**GOAL**
Collect each line containing "འཆགས".

::: DATA FOR THIS TASK :::

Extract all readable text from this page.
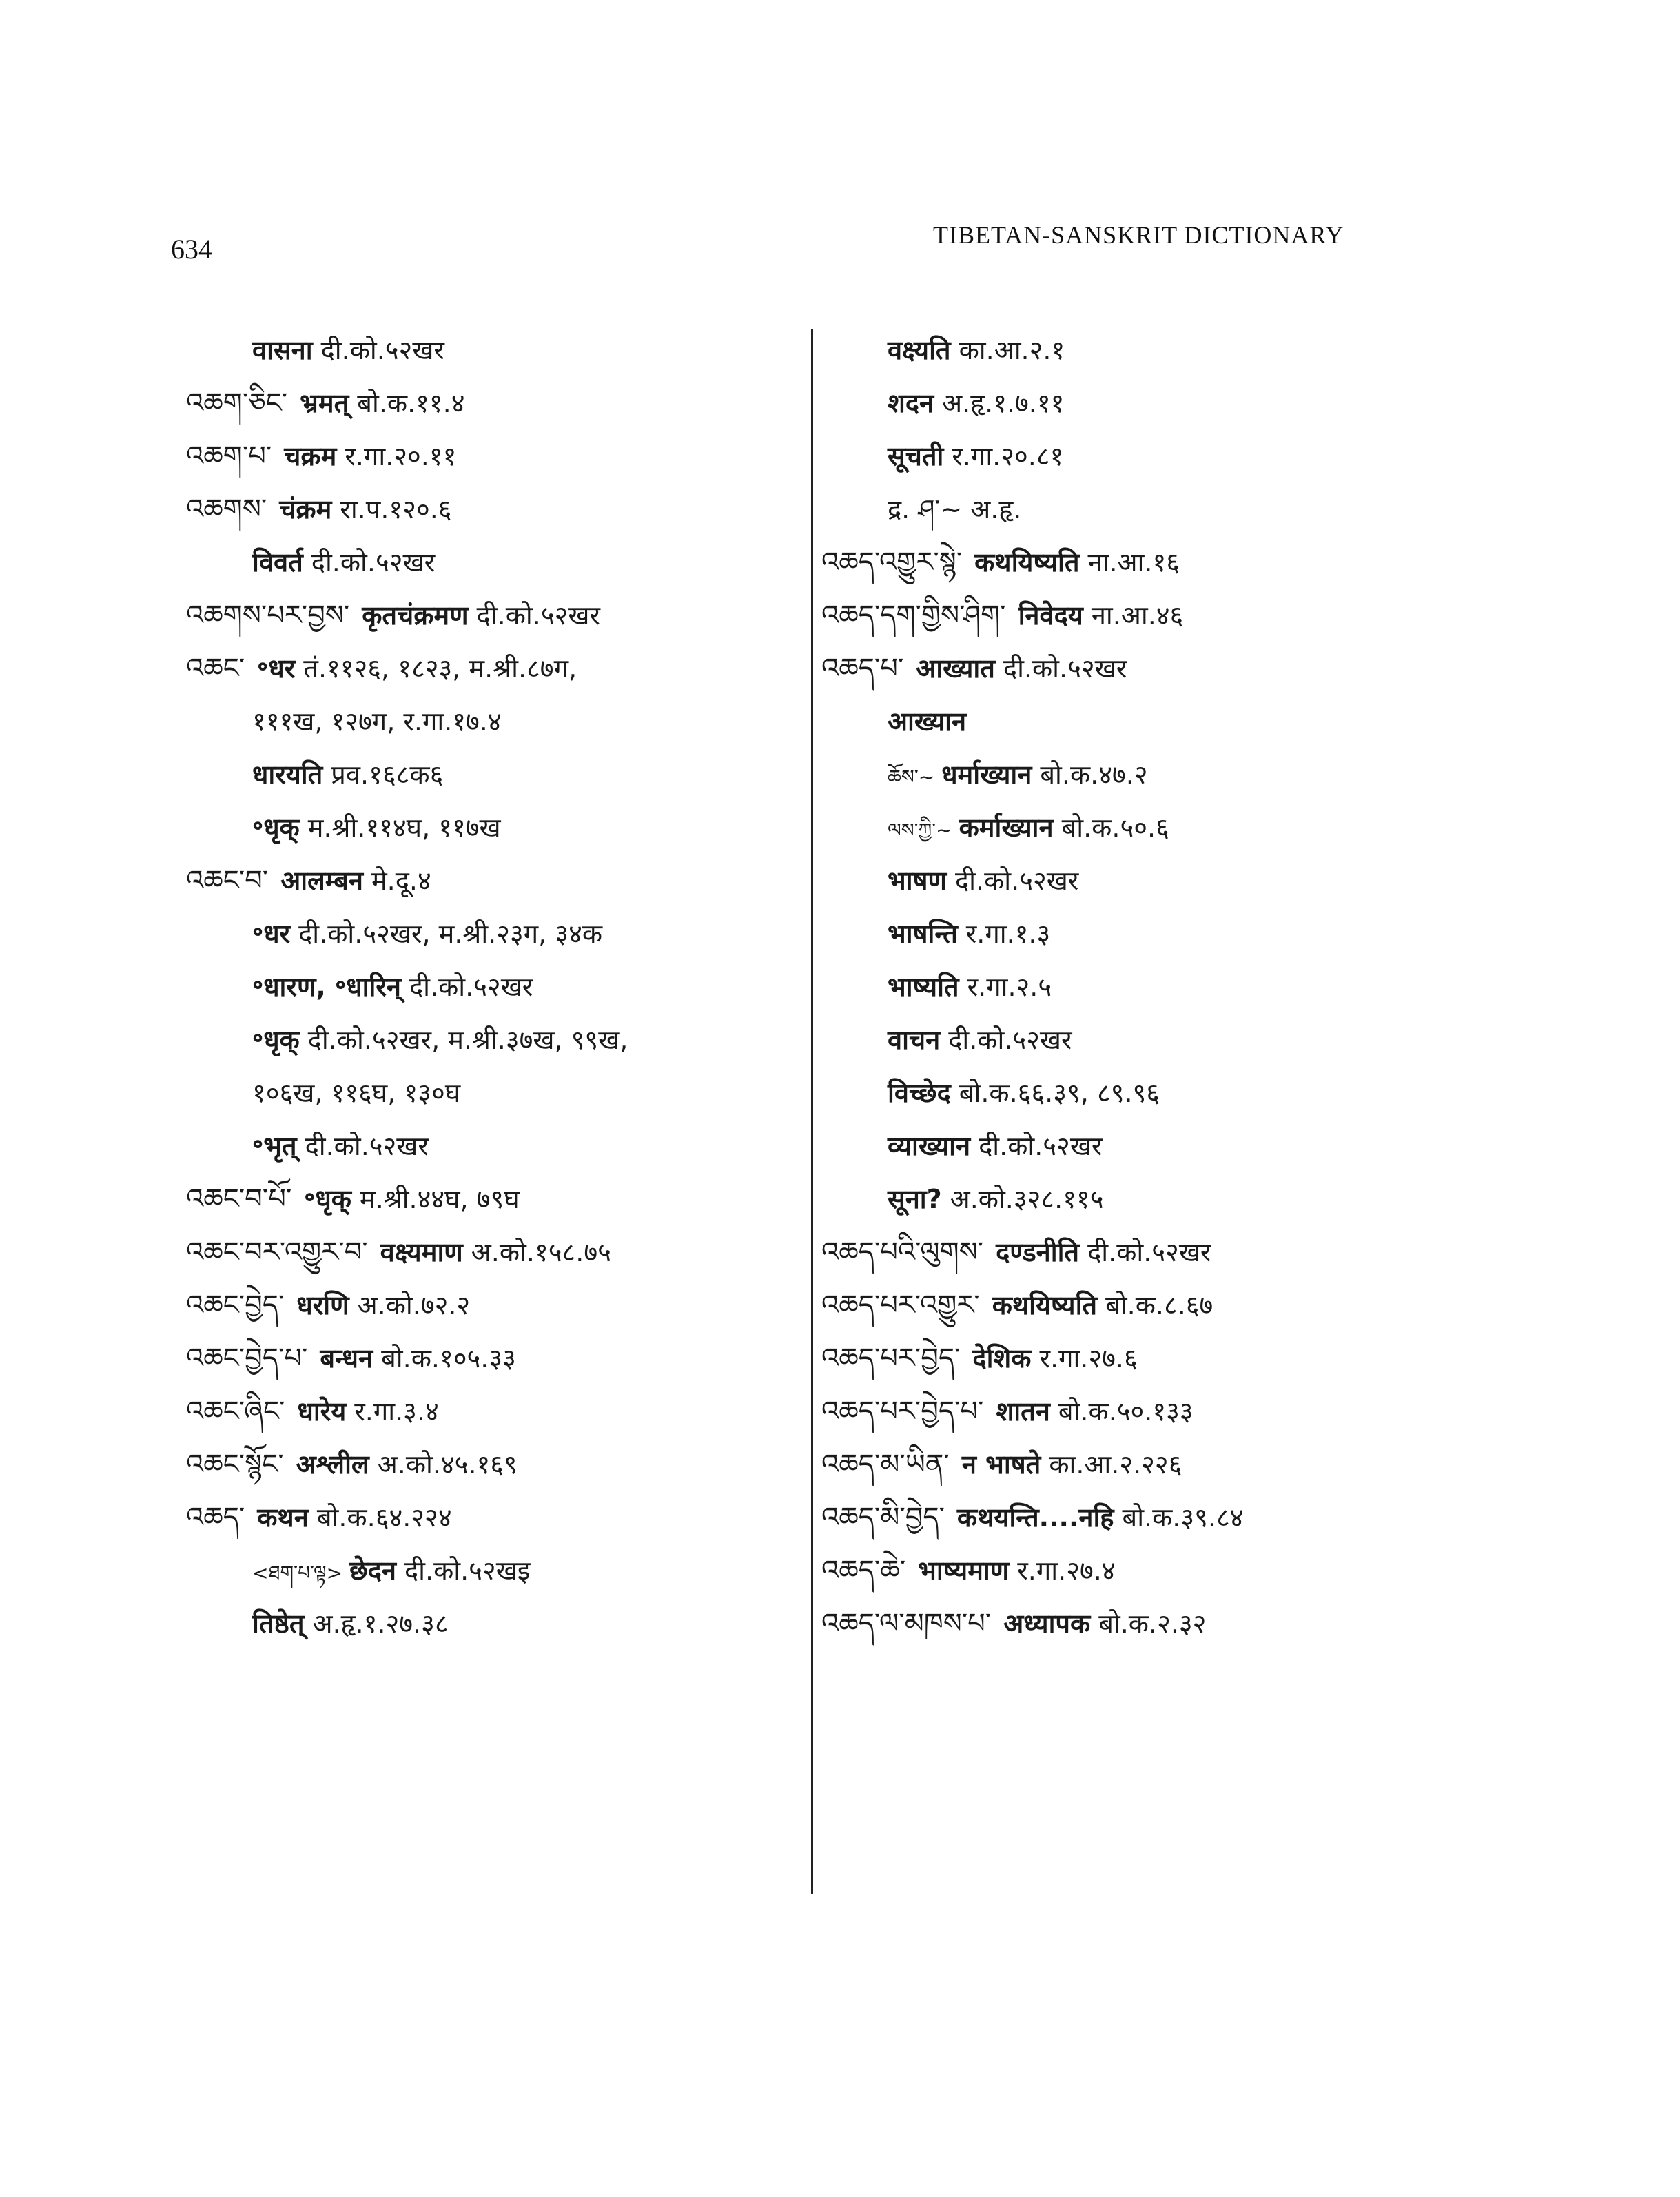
634	TIBETAN-SANSKRIT DICTIONARY
वासना दी.को.५२खर
འཆག་ཅིང་ भ्रमत् बो.क.११.४
འཆག་པ་ चक्रम र.गा.२०.११
འཆགས་ चंक्रम रा.प.१२०.६
विवर्त दी.को.५२खर
འཆགས་པར་བྱས་ कृतचंक्रमण दी.को.५२खर
འཆང་ ॰धर तं.११२६, १८२३, म.श्री.८७ग,
१११ख, १२७ग, र.गा.१७.४
धारयति प्रव.१६८क६
॰धृक् म.श्री.११४घ, ११७ख
འཆང་བ་ आलम्बन मे.दू.४
॰धर दी.को.५२खर, म.श्री.२३ग, ३४क
॰धारण, ॰धारिन् दी.को.५२खर
॰धृक् दी.को.५२खर, म.श्री.३७ख, ९९ख,
१०६ख, ११६घ, १३०घ
॰भृत् दी.को.५२खर
འཆང་བ་པོ་ ॰धृक् म.श्री.४४घ, ७९घ
འཆང་བར་འགྱུར་བ་ वक्ष्यमाण अ.को.१५८.७५
འཆང་བྱེད་ धरणि अ.को.७२.२
འཆང་བྱེད་པ་ बन्धन बो.क.१०५.३३
འཆང་ཞིང་ धारेय र.गा.३.४
འཆང་སྙོང་ अश्लील अ.को.४५.१६९
འཆད་ कथन बो.क.६४.२२४
<ཐག་པ་ལྟ> छेदन दी.को.५२खइ
तिष्ठेत् अ.हृ.१.२७.३८
वक्ष्यति का.आ.२.१
शदन अ.हृ.१.७.११
सूचती र.गा.२०.८१
द्र. ཤ་~ अ.हृ.
འཆད་འགྱུར་སྙེ་ कथयिष्यति ना.आ.१६
འཆད་དག་གྱིས་ཤིག་ निवेदय ना.आ.४६
འཆད་པ་ आख्यात दी.को.५२खर
आख्यान
ཆོས་~ धर्माख्यान बो.क.४७.२
ལས་ཀྱི་~ कर्माख्यान बो.क.५०.६
भाषण दी.को.५२खर
भाषन्ति र.गा.१.३
भाष्यति र.गा.२.५
वाचन दी.को.५२खर
विच्छेद बो.क.६६.३९, ८९.९६
व्याख्यान दी.को.५२खर
सूना? अ.को.३२८.११५
འཆད་པའི་ལུགས་ दण्डनीति दी.को.५२खर
འཆད་པར་འགྱུར་ कथयिष्यति बो.क.८.६७
འཆད་པར་བྱེད་ देशिक र.गा.२७.६
འཆད་པར་བྱེད་པ་ शातन बो.क.५०.१३३
འཆད་མ་ཡིན་ न भाषते का.आ.२.२२६
འཆད་མི་བྱེད་ कथयन्ति....नहि बो.क.३९.८४
འཆད་ཆེ་ भाष्यमाण र.गा.२७.४
འཆད་ལ་མཁས་པ་ अध्यापक बो.क.२.३२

:::

**THE RESPONSE**
འཆགས་ चंक्रम रा.प.१२०.६
འཆགས་པར་བྱས་ कृतचंक्रमण दी.को.५२खर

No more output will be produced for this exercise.